## TASK DIRECTIONS
Images should be left out, and everything else in the listing reproduced exactly.

Collected data:
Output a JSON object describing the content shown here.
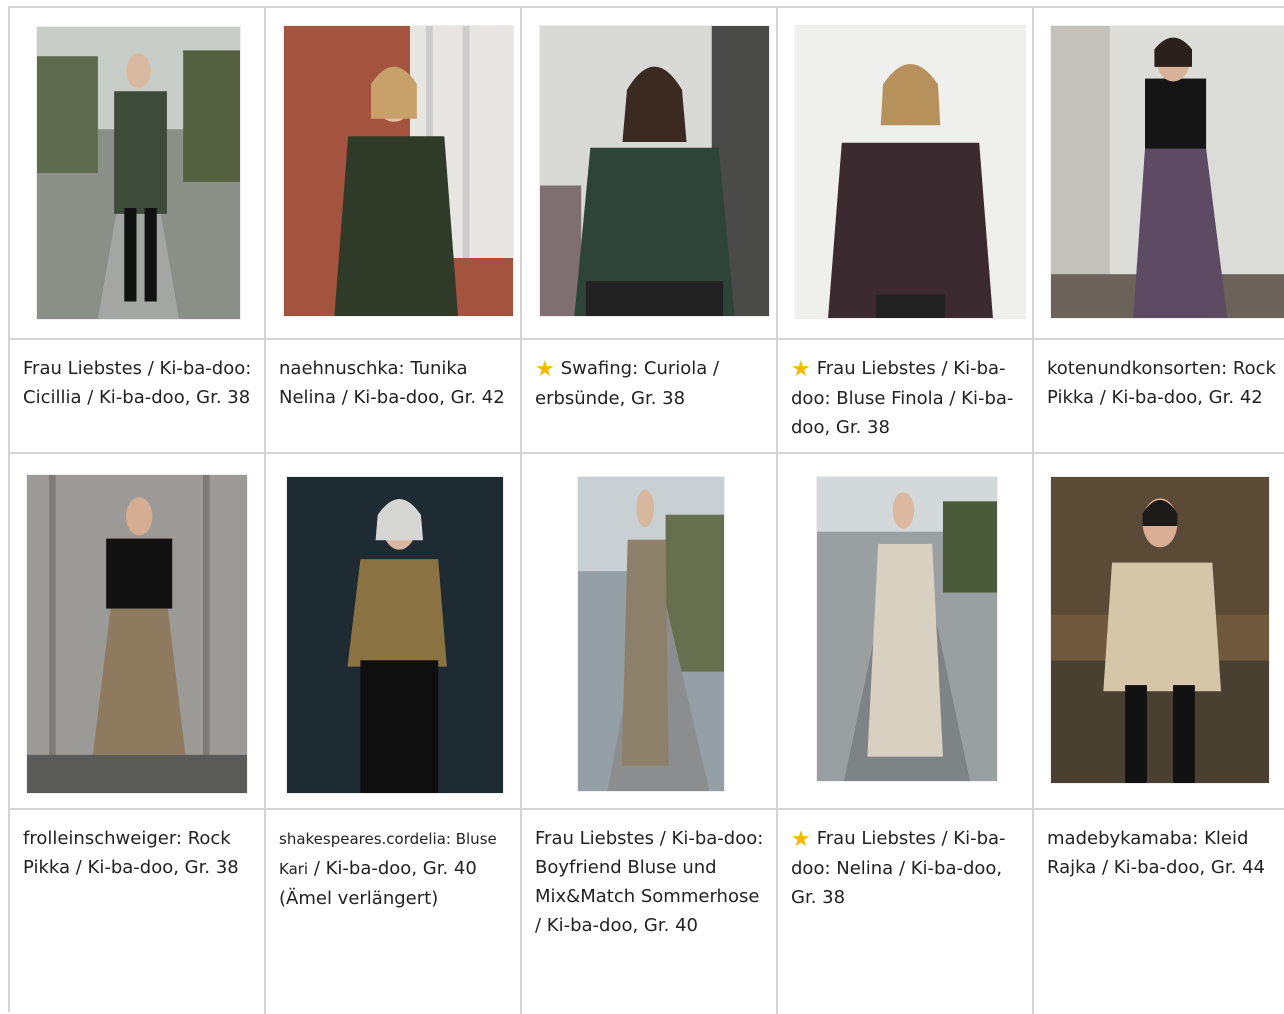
{
  "gallery": {
    "row1": [
      {
        "caption": "Frau Liebstes / Ki-ba-doo: Cicillia / Ki-ba-doo, Gr. 38",
        "starred": false
      },
      {
        "caption": "naehnuschka: Tunika Nelina / Ki-ba-doo, Gr. 42",
        "starred": false
      },
      {
        "caption": "Swafing: Curiola / erbsünde, Gr. 38",
        "starred": true
      },
      {
        "caption": "Frau Liebstes / Ki-ba-doo: Bluse Finola / Ki-ba-doo, Gr. 38",
        "starred": true
      },
      {
        "caption": "kotenundkonsorten: Rock Pikka / Ki-ba-doo, Gr. 42",
        "starred": false
      }
    ],
    "row2": [
      {
        "caption": "frolleinschweiger: Rock Pikka / Ki-ba-doo, Gr. 38",
        "starred": false
      },
      {
        "caption_small": "shakespeares.cordelia: Bluse Kari",
        "caption": " / Ki-ba-doo, Gr. 40 (Ämel verlängert)",
        "starred": false
      },
      {
        "caption": "Frau Liebstes / Ki-ba-doo: Boyfriend Bluse und Mix&Match Sommerhose / Ki-ba-doo, Gr. 40",
        "starred": false
      },
      {
        "caption": "Frau Liebstes / Ki-ba-doo: Nelina / Ki-ba-doo, Gr. 38",
        "starred": true
      },
      {
        "caption": "madebykamaba: Kleid Rajka / Ki-ba-doo, Gr. 44",
        "starred": false
      }
    ],
    "star_icon": "star-icon",
    "colors": {
      "border": "#d4d4d4",
      "star": "#f5b800"
    }
  }
}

## RESPONSE TO THE EXERCISE
Output a JSON object describing the content shown here.
{
  "gallery": {
    "row1": [
      {
        "caption": "Frau Liebstes / Ki-ba-doo: Cicillia / Ki-ba-doo, Gr. 38",
        "starred": false
      },
      {
        "caption": "naehnuschka: Tunika Nelina / Ki-ba-doo, Gr. 42",
        "starred": false
      },
      {
        "caption": "Swafing: Curiola / erbsünde, Gr. 38",
        "starred": true
      },
      {
        "caption": "Frau Liebstes / Ki-ba-doo: Bluse Finola / Ki-ba-doo, Gr. 38",
        "starred": true
      },
      {
        "caption": "kotenundkonsorten: Rock Pikka / Ki-ba-doo, Gr. 42",
        "starred": false
      }
    ],
    "row2": [
      {
        "caption": "frolleinschweiger: Rock Pikka / Ki-ba-doo, Gr. 38",
        "starred": false
      },
      {
        "caption_small": "shakespeares.cordelia: Bluse Kari",
        "caption": " / Ki-ba-doo, Gr. 40 (Ämel verlängert)",
        "starred": false
      },
      {
        "caption": "Frau Liebstes / Ki-ba-doo: Boyfriend Bluse und Mix&Match Sommerhose / Ki-ba-doo, Gr. 40",
        "starred": false
      },
      {
        "caption": "Frau Liebstes / Ki-ba-doo: Nelina / Ki-ba-doo, Gr. 38",
        "starred": true
      },
      {
        "caption": "madebykamaba: Kleid Rajka / Ki-ba-doo, Gr. 44",
        "starred": false
      }
    ],
    "star_icon": "star-icon",
    "colors": {
      "border": "#d4d4d4",
      "star": "#f5b800"
    }
  }
}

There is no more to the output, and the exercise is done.